■ EXERCISE ■
Filter the data for lines with the word "page", then copy every line so identified.

Saved entries
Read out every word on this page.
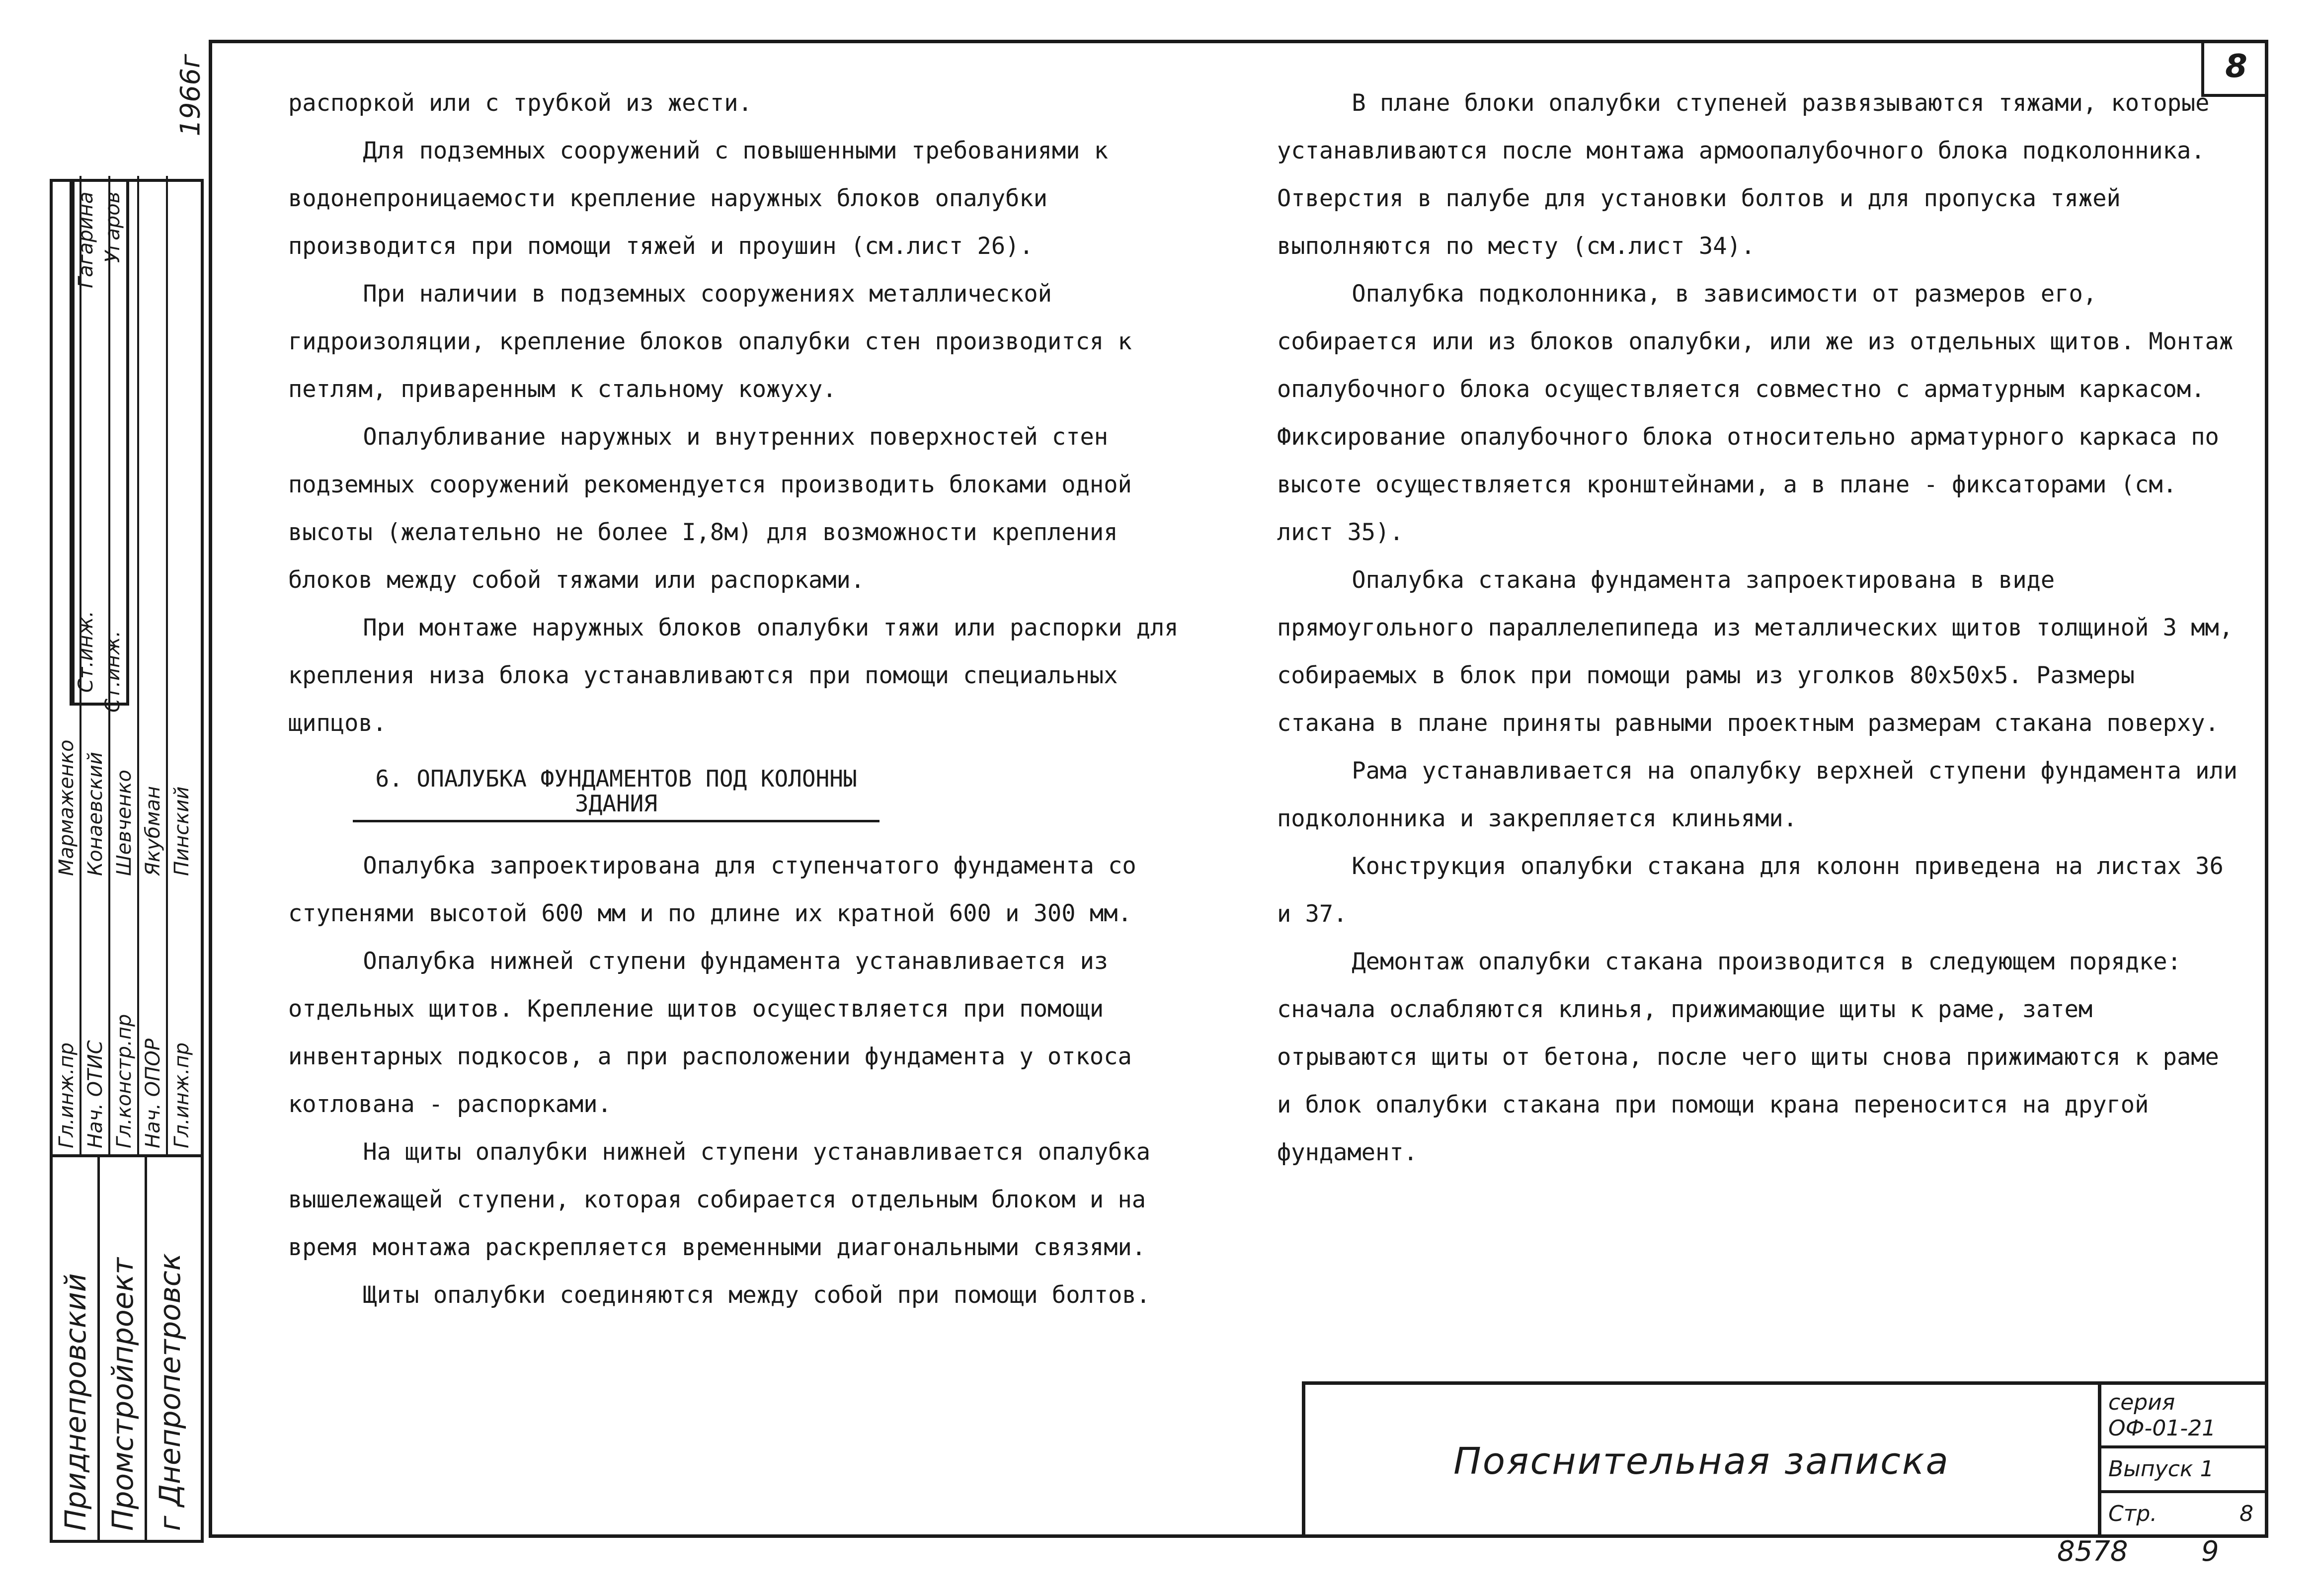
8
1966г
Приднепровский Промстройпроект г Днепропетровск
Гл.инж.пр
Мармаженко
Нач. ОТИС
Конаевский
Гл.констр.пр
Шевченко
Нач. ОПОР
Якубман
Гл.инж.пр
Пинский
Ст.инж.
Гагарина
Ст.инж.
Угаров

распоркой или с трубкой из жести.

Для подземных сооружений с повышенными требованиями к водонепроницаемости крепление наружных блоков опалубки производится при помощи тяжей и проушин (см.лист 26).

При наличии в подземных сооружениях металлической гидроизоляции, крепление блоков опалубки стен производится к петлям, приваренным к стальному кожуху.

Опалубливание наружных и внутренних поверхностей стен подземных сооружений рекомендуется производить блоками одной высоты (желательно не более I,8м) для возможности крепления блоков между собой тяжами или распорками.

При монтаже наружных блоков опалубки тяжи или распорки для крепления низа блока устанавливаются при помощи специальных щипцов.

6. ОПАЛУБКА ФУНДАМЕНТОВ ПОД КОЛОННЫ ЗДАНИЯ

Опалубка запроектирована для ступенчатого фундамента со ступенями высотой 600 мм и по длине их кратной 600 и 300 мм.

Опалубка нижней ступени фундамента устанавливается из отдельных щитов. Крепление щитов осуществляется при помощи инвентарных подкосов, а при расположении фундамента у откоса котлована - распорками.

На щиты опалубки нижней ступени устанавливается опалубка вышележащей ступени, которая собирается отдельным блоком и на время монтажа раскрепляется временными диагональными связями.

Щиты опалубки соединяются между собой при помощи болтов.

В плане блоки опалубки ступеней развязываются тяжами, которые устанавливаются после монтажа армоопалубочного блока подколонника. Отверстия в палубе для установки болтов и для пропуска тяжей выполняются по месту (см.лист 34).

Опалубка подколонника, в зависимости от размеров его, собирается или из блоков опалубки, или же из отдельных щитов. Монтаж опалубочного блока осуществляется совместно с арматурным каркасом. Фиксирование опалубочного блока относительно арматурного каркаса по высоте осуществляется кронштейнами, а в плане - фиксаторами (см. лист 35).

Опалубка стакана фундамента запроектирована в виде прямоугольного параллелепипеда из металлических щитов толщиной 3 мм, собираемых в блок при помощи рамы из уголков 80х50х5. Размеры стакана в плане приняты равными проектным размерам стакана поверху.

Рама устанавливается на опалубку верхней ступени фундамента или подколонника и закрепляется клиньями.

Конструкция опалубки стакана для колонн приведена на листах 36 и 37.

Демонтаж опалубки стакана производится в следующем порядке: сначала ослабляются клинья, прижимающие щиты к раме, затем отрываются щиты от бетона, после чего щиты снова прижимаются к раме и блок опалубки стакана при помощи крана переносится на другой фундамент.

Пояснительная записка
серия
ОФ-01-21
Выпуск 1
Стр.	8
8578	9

...

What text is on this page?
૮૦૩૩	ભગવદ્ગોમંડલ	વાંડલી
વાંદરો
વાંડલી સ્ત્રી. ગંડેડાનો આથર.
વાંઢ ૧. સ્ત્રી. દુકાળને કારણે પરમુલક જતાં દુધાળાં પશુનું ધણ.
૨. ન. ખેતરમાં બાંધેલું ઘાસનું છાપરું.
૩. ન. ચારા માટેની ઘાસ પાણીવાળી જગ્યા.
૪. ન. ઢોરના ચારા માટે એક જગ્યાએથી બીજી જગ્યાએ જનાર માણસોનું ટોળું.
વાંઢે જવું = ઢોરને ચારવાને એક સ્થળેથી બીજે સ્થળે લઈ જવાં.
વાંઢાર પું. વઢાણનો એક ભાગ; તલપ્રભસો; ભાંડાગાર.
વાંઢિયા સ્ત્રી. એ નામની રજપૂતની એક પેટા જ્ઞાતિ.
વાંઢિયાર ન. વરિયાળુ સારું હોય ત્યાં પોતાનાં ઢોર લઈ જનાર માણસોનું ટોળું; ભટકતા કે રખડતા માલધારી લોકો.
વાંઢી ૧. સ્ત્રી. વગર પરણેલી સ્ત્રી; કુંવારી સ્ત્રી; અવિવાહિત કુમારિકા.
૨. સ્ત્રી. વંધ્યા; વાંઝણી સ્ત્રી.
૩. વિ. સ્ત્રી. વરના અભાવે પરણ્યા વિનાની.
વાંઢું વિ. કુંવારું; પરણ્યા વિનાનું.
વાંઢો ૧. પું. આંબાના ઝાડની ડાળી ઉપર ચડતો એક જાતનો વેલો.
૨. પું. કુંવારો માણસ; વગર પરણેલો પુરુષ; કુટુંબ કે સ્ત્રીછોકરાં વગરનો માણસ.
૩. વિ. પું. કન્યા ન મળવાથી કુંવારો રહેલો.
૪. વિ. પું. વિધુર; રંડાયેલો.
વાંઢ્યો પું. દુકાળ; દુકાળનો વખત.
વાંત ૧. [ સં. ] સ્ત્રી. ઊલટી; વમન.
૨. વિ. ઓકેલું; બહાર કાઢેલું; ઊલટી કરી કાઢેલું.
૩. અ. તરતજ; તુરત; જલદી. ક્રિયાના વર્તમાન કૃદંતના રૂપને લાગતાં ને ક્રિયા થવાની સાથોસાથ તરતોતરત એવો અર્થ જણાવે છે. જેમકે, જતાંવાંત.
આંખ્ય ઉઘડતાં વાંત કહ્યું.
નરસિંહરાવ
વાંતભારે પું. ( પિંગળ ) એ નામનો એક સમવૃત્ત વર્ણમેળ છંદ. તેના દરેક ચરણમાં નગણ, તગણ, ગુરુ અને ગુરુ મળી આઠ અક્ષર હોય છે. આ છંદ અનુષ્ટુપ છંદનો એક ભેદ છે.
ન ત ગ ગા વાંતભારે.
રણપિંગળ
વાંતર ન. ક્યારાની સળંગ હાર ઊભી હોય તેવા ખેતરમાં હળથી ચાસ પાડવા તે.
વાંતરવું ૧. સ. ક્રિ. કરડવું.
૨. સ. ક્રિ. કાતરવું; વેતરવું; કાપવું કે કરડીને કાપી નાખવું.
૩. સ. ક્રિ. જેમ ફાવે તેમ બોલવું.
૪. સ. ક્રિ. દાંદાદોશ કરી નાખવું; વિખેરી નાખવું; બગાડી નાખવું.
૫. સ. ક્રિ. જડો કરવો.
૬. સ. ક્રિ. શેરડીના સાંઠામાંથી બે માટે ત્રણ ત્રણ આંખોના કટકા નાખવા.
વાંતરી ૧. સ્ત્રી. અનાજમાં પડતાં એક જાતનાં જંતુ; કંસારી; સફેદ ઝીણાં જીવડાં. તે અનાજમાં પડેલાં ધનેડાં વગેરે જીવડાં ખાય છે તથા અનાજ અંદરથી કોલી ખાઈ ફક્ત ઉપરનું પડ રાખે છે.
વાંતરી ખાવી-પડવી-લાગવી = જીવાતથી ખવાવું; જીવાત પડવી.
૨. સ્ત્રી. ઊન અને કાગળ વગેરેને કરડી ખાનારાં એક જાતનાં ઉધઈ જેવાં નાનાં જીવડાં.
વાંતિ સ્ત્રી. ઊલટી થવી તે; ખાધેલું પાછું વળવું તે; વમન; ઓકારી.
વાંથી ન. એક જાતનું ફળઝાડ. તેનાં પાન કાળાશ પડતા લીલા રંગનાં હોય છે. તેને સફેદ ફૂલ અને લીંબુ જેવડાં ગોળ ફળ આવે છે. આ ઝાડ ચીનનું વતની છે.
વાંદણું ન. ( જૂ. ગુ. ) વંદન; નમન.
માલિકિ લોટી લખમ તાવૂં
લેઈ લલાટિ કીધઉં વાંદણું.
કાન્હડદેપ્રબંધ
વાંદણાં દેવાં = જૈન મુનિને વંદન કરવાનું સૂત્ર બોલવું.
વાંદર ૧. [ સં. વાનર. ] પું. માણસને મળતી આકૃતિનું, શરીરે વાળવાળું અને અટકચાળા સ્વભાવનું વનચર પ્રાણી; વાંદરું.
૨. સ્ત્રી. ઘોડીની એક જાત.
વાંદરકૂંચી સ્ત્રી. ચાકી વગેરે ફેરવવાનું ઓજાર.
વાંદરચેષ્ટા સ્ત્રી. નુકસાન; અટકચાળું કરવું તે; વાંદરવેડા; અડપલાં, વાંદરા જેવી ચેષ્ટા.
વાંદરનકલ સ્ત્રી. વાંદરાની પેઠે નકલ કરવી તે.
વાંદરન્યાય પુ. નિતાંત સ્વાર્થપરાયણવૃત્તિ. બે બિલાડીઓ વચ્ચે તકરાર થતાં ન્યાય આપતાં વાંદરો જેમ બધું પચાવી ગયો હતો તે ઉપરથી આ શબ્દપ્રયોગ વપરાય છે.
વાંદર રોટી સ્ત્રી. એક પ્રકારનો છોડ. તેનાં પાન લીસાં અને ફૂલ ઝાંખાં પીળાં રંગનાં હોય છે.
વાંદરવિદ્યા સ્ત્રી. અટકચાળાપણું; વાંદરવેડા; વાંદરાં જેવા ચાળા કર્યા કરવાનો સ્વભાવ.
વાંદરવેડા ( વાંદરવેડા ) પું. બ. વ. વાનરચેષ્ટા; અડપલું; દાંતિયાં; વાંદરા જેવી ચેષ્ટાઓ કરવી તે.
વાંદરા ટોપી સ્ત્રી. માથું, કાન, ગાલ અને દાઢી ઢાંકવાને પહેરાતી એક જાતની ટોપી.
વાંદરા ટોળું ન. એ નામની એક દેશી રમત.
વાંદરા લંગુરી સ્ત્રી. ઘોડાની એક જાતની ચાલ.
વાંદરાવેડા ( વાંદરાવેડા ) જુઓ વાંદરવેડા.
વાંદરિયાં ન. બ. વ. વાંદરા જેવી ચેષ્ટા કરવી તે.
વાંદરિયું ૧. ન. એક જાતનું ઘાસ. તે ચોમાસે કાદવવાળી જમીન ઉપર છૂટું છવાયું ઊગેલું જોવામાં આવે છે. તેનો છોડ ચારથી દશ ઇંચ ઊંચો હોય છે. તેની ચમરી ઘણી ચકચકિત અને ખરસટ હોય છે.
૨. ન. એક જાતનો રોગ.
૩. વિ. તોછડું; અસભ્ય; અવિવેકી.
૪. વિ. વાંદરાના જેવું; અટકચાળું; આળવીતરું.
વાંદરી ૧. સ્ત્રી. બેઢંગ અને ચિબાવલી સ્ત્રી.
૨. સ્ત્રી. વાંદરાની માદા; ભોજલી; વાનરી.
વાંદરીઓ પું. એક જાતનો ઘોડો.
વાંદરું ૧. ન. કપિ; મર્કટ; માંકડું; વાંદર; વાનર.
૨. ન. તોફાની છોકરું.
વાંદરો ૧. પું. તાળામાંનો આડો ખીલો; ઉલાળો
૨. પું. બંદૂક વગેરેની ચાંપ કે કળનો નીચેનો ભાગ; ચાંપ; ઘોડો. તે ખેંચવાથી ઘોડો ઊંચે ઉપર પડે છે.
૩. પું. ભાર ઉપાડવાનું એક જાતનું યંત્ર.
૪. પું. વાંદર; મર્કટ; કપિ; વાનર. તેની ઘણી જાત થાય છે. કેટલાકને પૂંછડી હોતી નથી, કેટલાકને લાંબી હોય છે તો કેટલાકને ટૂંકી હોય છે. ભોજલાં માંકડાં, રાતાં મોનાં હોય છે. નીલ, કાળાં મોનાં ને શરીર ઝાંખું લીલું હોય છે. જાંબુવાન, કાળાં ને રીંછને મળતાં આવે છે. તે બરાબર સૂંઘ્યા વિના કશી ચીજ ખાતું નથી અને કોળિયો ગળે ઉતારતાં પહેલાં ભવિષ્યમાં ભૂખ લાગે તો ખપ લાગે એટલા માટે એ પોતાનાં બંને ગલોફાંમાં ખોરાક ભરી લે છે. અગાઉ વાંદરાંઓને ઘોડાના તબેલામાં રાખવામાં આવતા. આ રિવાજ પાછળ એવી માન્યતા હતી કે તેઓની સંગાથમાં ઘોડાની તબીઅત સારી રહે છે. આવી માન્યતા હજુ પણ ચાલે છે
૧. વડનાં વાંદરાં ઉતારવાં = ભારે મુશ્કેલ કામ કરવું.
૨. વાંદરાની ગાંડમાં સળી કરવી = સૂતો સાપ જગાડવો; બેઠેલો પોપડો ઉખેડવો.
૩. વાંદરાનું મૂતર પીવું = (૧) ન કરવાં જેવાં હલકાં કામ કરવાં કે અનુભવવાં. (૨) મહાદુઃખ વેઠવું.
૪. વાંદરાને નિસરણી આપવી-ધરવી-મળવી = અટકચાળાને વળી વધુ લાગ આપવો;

* * *

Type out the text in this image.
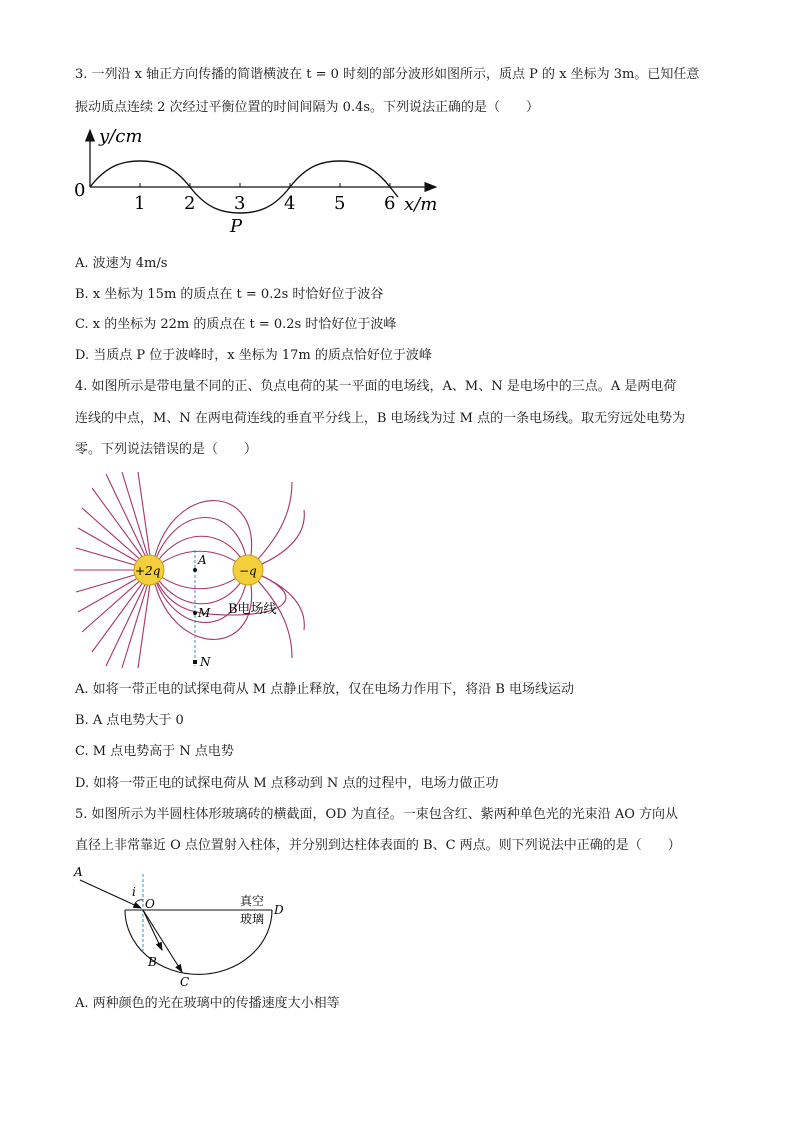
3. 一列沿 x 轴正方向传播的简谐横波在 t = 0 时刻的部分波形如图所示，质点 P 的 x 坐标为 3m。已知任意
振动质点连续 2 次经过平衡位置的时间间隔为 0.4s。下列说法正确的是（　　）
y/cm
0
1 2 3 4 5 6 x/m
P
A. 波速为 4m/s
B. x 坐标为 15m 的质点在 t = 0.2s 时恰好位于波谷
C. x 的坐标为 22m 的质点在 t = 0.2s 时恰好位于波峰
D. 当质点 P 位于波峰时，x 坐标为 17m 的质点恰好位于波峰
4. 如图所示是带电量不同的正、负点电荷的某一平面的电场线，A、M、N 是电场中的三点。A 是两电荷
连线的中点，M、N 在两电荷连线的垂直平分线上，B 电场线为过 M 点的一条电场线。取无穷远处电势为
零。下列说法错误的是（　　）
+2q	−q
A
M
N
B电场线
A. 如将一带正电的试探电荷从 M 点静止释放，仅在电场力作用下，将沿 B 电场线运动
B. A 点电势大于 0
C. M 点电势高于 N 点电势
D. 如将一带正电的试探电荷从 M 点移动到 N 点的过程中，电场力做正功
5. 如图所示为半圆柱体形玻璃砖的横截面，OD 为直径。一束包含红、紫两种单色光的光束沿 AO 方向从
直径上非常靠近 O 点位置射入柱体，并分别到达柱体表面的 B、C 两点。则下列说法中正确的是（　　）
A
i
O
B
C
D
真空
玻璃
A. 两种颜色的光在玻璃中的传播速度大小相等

■ RESPONSE BELOW ■
Read out every word on this page.
What text is on this page?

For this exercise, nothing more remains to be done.